* Data supplied
[start]

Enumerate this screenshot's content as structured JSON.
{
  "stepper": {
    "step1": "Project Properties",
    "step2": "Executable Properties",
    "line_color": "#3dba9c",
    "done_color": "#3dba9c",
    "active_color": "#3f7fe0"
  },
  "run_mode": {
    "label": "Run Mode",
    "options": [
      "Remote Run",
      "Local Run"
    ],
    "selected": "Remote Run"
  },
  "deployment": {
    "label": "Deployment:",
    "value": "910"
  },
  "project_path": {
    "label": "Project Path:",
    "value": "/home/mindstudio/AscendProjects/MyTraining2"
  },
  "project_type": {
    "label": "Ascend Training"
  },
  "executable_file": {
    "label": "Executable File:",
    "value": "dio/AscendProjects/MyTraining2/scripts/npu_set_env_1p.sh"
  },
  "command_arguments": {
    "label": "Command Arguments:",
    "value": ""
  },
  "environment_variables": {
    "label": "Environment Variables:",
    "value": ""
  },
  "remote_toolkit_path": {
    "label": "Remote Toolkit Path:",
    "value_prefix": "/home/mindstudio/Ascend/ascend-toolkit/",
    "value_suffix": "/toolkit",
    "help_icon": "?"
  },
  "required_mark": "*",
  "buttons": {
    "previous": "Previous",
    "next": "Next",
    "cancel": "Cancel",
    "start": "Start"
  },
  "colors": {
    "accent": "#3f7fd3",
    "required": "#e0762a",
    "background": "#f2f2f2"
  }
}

[end]

* Work instructions
Determine how many lines in the listing above hold the word "Properties", answering with the number only.

* Correct output
2